Repeat all of the material below exactly as written, images excluded.

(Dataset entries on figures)

——————————

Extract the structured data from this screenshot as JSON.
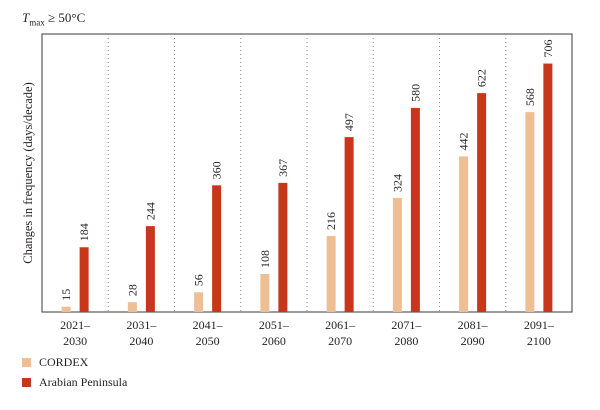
{
  "chart_data": {
    "type": "bar",
    "title_var": "T",
    "title_sub": "max",
    "title_rest": " ≥ 50°C",
    "ylabel": "Changes in frequency (days/decade)",
    "xlabel": "",
    "categories": [
      [
        "2021–",
        "2030"
      ],
      [
        "2031–",
        "2040"
      ],
      [
        "2041–",
        "2050"
      ],
      [
        "2051–",
        "2060"
      ],
      [
        "2061–",
        "2070"
      ],
      [
        "2071–",
        "2080"
      ],
      [
        "2081–",
        "2090"
      ],
      [
        "2091–",
        "2100"
      ]
    ],
    "series": [
      {
        "name": "CORDEX",
        "color": "#eebe95",
        "values": [
          15,
          28,
          56,
          108,
          216,
          324,
          442,
          568
        ]
      },
      {
        "name": "Arabian Peninsula",
        "color": "#c8361c",
        "values": [
          184,
          244,
          360,
          367,
          497,
          580,
          622,
          706
        ]
      }
    ],
    "ylim": [
      0,
      790
    ],
    "grid": "vertical dotted separators between periods",
    "legend": "bottom-left"
  }
}
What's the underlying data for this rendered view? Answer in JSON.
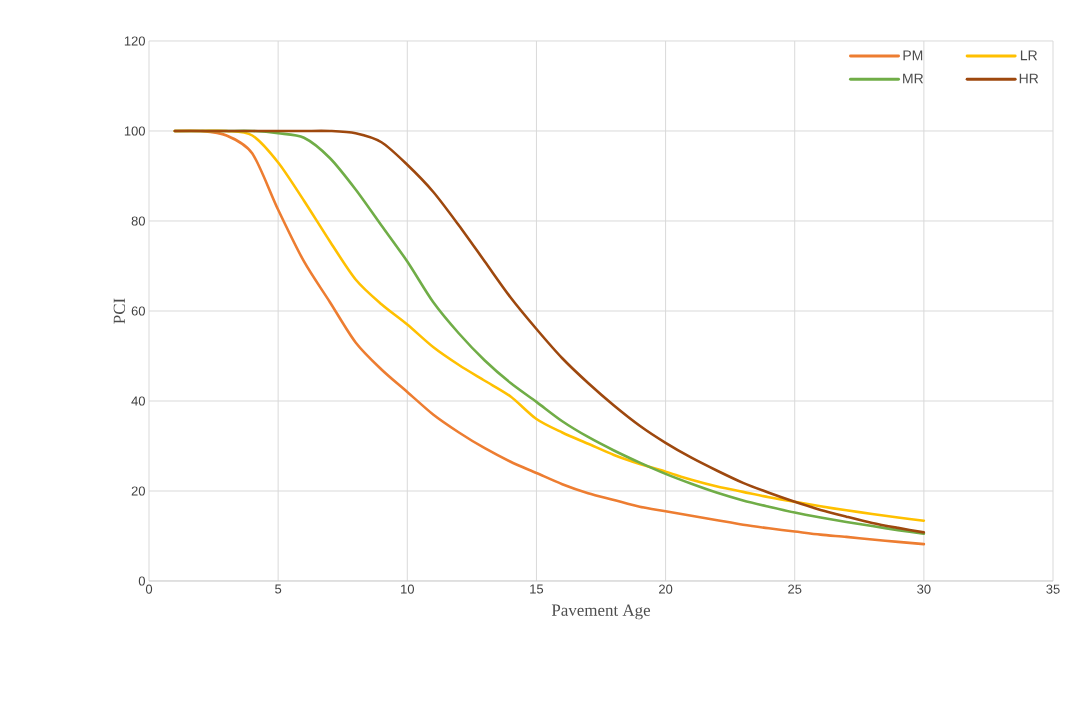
{
  "chart_data": {
    "type": "line",
    "xlabel": "Pavement Age",
    "ylabel": "PCI",
    "x": [
      1,
      2,
      3,
      4,
      5,
      6,
      7,
      8,
      9,
      10,
      11,
      12,
      13,
      14,
      15,
      16,
      17,
      18,
      19,
      20,
      21,
      22,
      23,
      24,
      25,
      26,
      27,
      28,
      29,
      30
    ],
    "xlim": [
      0,
      35
    ],
    "xticks": [
      0,
      5,
      10,
      15,
      20,
      25,
      30,
      35
    ],
    "ylim": [
      0,
      120
    ],
    "yticks": [
      0,
      20,
      40,
      60,
      80,
      100,
      120
    ],
    "grid": true,
    "legend": "top right",
    "marker": "none",
    "line_style": "solid",
    "series": [
      {
        "name": "PM",
        "color": "#ed7d31",
        "values": [
          100,
          100,
          99,
          95,
          82.5,
          71,
          62,
          53,
          47,
          42,
          37,
          33,
          29.5,
          26.5,
          24,
          21.5,
          19.5,
          18,
          16.5,
          15.5,
          14.5,
          13.5,
          12.5,
          11.7,
          11,
          10.3,
          9.8,
          9.2,
          8.7,
          8.2
        ]
      },
      {
        "name": "LR",
        "color": "#ffc000",
        "values": [
          100,
          100,
          100,
          99,
          93,
          84.5,
          75.5,
          67,
          61.5,
          57,
          52,
          48,
          44.5,
          41,
          36,
          33,
          30.5,
          28,
          26,
          24.3,
          22.5,
          21,
          19.8,
          18.6,
          17.6,
          16.6,
          15.7,
          14.9,
          14.1,
          13.4
        ]
      },
      {
        "name": "MR",
        "color": "#70ad47",
        "values": [
          100,
          100,
          100,
          100,
          99.5,
          98.5,
          94,
          87,
          79,
          71,
          62,
          55,
          49,
          44,
          39.8,
          35.5,
          32,
          29,
          26.3,
          23.8,
          21.6,
          19.6,
          17.9,
          16.5,
          15.2,
          14.1,
          13.1,
          12.2,
          11.3,
          10.5
        ]
      },
      {
        "name": "HR",
        "color": "#9e480e",
        "values": [
          100,
          100,
          100,
          100,
          100,
          100,
          100,
          99.5,
          97.5,
          92.5,
          86.5,
          79,
          71,
          63,
          56,
          49.5,
          44,
          39,
          34.5,
          30.7,
          27.4,
          24.5,
          21.8,
          19.6,
          17.6,
          15.8,
          14.3,
          12.9,
          11.8,
          10.8
        ]
      }
    ]
  }
}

——————————

▶ _Solution to the problem_:
Extract the structured data from this screenshot as JSON.
{
  "chart_data": {
    "type": "bar",
    "title_var": "T",
    "title_sub": "max",
    "title_rest": " ≥ 50°C",
    "ylabel": "Changes in frequency (days/decade)",
    "xlabel": "",
    "categories": [
      [
        "2021–",
        "2030"
      ],
      [
        "2031–",
        "2040"
      ],
      [
        "2041–",
        "2050"
      ],
      [
        "2051–",
        "2060"
      ],
      [
        "2061–",
        "2070"
      ],
      [
        "2071–",
        "2080"
      ],
      [
        "2081–",
        "2090"
      ],
      [
        "2091–",
        "2100"
      ]
    ],
    "series": [
      {
        "name": "CORDEX",
        "color": "#eebe95",
        "values": [
          15,
          28,
          56,
          108,
          216,
          324,
          442,
          568
        ]
      },
      {
        "name": "Arabian Peninsula",
        "color": "#c8361c",
        "values": [
          184,
          244,
          360,
          367,
          497,
          580,
          622,
          706
        ]
      }
    ],
    "ylim": [
      0,
      790
    ],
    "grid": "vertical dotted separators between periods",
    "legend": "bottom-left"
  }
}
What's the underlying data for this rendered view? Answer in JSON.
{
  "chart_data": {
    "type": "line",
    "xlabel": "Pavement Age",
    "ylabel": "PCI",
    "x": [
      1,
      2,
      3,
      4,
      5,
      6,
      7,
      8,
      9,
      10,
      11,
      12,
      13,
      14,
      15,
      16,
      17,
      18,
      19,
      20,
      21,
      22,
      23,
      24,
      25,
      26,
      27,
      28,
      29,
      30
    ],
    "xlim": [
      0,
      35
    ],
    "xticks": [
      0,
      5,
      10,
      15,
      20,
      25,
      30,
      35
    ],
    "ylim": [
      0,
      120
    ],
    "yticks": [
      0,
      20,
      40,
      60,
      80,
      100,
      120
    ],
    "grid": true,
    "legend": "top right",
    "marker": "none",
    "line_style": "solid",
    "series": [
      {
        "name": "PM",
        "color": "#ed7d31",
        "values": [
          100,
          100,
          99,
          95,
          82.5,
          71,
          62,
          53,
          47,
          42,
          37,
          33,
          29.5,
          26.5,
          24,
          21.5,
          19.5,
          18,
          16.5,
          15.5,
          14.5,
          13.5,
          12.5,
          11.7,
          11,
          10.3,
          9.8,
          9.2,
          8.7,
          8.2
        ]
      },
      {
        "name": "LR",
        "color": "#ffc000",
        "values": [
          100,
          100,
          100,
          99,
          93,
          84.5,
          75.5,
          67,
          61.5,
          57,
          52,
          48,
          44.5,
          41,
          36,
          33,
          30.5,
          28,
          26,
          24.3,
          22.5,
          21,
          19.8,
          18.6,
          17.6,
          16.6,
          15.7,
          14.9,
          14.1,
          13.4
        ]
      },
      {
        "name": "MR",
        "color": "#70ad47",
        "values": [
          100,
          100,
          100,
          100,
          99.5,
          98.5,
          94,
          87,
          79,
          71,
          62,
          55,
          49,
          44,
          39.8,
          35.5,
          32,
          29,
          26.3,
          23.8,
          21.6,
          19.6,
          17.9,
          16.5,
          15.2,
          14.1,
          13.1,
          12.2,
          11.3,
          10.5
        ]
      },
      {
        "name": "HR",
        "color": "#9e480e",
        "values": [
          100,
          100,
          100,
          100,
          100,
          100,
          100,
          99.5,
          97.5,
          92.5,
          86.5,
          79,
          71,
          63,
          56,
          49.5,
          44,
          39,
          34.5,
          30.7,
          27.4,
          24.5,
          21.8,
          19.6,
          17.6,
          15.8,
          14.3,
          12.9,
          11.8,
          10.8
        ]
      }
    ]
  }
}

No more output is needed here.